■ AIM
Write the records out again exactly, leaving no images in.

(Records contained in a dataset)
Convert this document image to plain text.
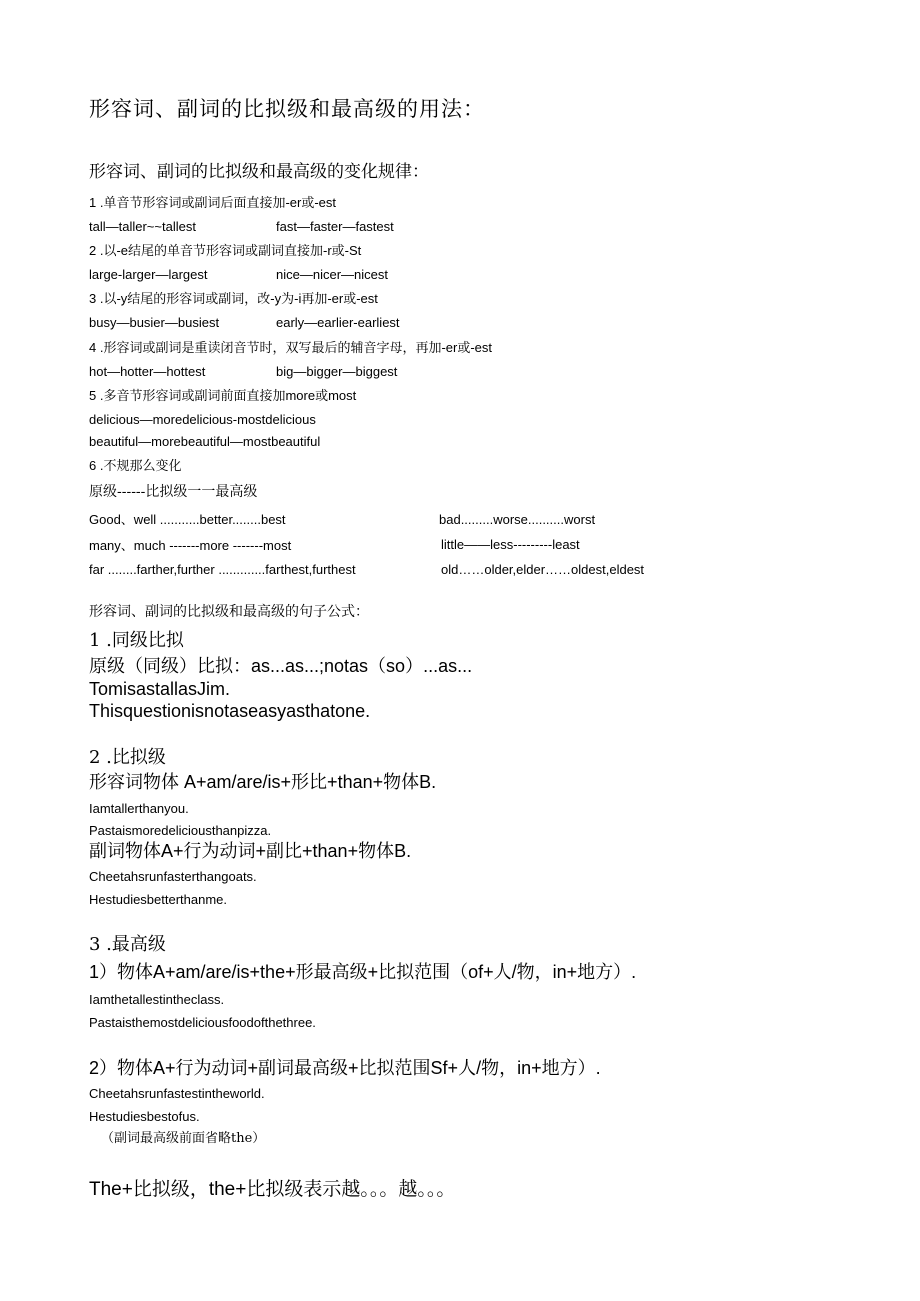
形容词、副词的比拟级和最高级的用法：
形容词、副词的比拟级和最高级的变化规律：
1 .单音节形容词或副词后面直接加-er或-est
tall—taller~~tallest	fast—faster—fastest
2 .以-e结尾的单音节形容词或副词直接加-r或-St
large-larger—largest	nice—nicer—nicest
3 .以-y结尾的形容词或副词，改-y为-i再加-er或-est
busy—busier—busiest	early—earlier-earliest
4 .形容词或副词是重读闭音节时，双写最后的辅音字母，再加-er或-est
hot—hotter—hottest	big—bigger—biggest
5 .多音节形容词或副词前面直接加more或most
delicious—moredelicious-mostdelicious
beautiful—morebeautiful—mostbeautiful
6 .不规那么变化
原级------比拟级一一最高级
Good、well ...........better........best	bad.........worse..........worst
many、much -------more -------most	little——less---------least
far ........farther,further .............farthest,furthest	old……older,elder……oldest,eldest
形容词、副词的比拟级和最高级的句子公式：
1 .同级比拟
原级（同级）比拟：as...as...;notas（so）...as...
TomisastallasJim.
Thisquestionisnotaseasyasthatone.
2 .比拟级
形容词物体 A+am/are/is+形比+than+物体B.
Iamtallerthanyou.
Pastaismoredeliciousthanpizza.
副词物体A+行为动词+副比+than+物体B.
Cheetahsrunfasterthangoats.
Hestudiesbetterthanme.
3 .最高级
1）物体A+am/are/is+the+形最高级+比拟范围（of+人/物，in+地方）.
Iamthetallestintheclass.
Pastaisthemostdeliciousfoodofthethree.
2）物体A+行为动词+副词最高级+比拟范围Sf+人/物，in+地方）.
Cheetahsrunfastestintheworld.
Hestudiesbestofus.
（副词最高级前面省略the）
The+比拟级，the+比拟级表示越。。。越。。。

■ RESULT BELOW
Convert this document image to plain text.
形容词、副词的比拟级和最高级的用法：
形容词、副词的比拟级和最高级的变化规律：
1 .单音节形容词或副词后面直接加-er或-est
tall—taller~~tallest	fast—faster—fastest
2 .以-e结尾的单音节形容词或副词直接加-r或-St
large-larger—largest	nice—nicer—nicest
3 .以-y结尾的形容词或副词，改-y为-i再加-er或-est
busy—busier—busiest	early—earlier-earliest
4 .形容词或副词是重读闭音节时，双写最后的辅音字母，再加-er或-est
hot—hotter—hottest	big—bigger—biggest
5 .多音节形容词或副词前面直接加more或most
delicious—moredelicious-mostdelicious
beautiful—morebeautiful—mostbeautiful
6 .不规那么变化
原级------比拟级一一最高级
Good、well ...........better........best	bad.........worse..........worst
many、much -------more -------most	little——less---------least
far ........farther,further .............farthest,furthest	old……older,elder……oldest,eldest
形容词、副词的比拟级和最高级的句子公式：
1 .同级比拟
原级（同级）比拟：as...as...;notas（so）...as...
TomisastallasJim.
Thisquestionisnotaseasyasthatone.
2 .比拟级
形容词物体 A+am/are/is+形比+than+物体B.
Iamtallerthanyou.
Pastaismoredeliciousthanpizza.
副词物体A+行为动词+副比+than+物体B.
Cheetahsrunfasterthangoats.
Hestudiesbetterthanme.
3 .最高级
1）物体A+am/are/is+the+形最高级+比拟范围（of+人/物，in+地方）.
Iamthetallestintheclass.
Pastaisthemostdeliciousfoodofthethree.
2）物体A+行为动词+副词最高级+比拟范围Sf+人/物，in+地方）.
Cheetahsrunfastestintheworld.
Hestudiesbestofus.
（副词最高级前面省略the）
The+比拟级，the+比拟级表示越。。。越。。。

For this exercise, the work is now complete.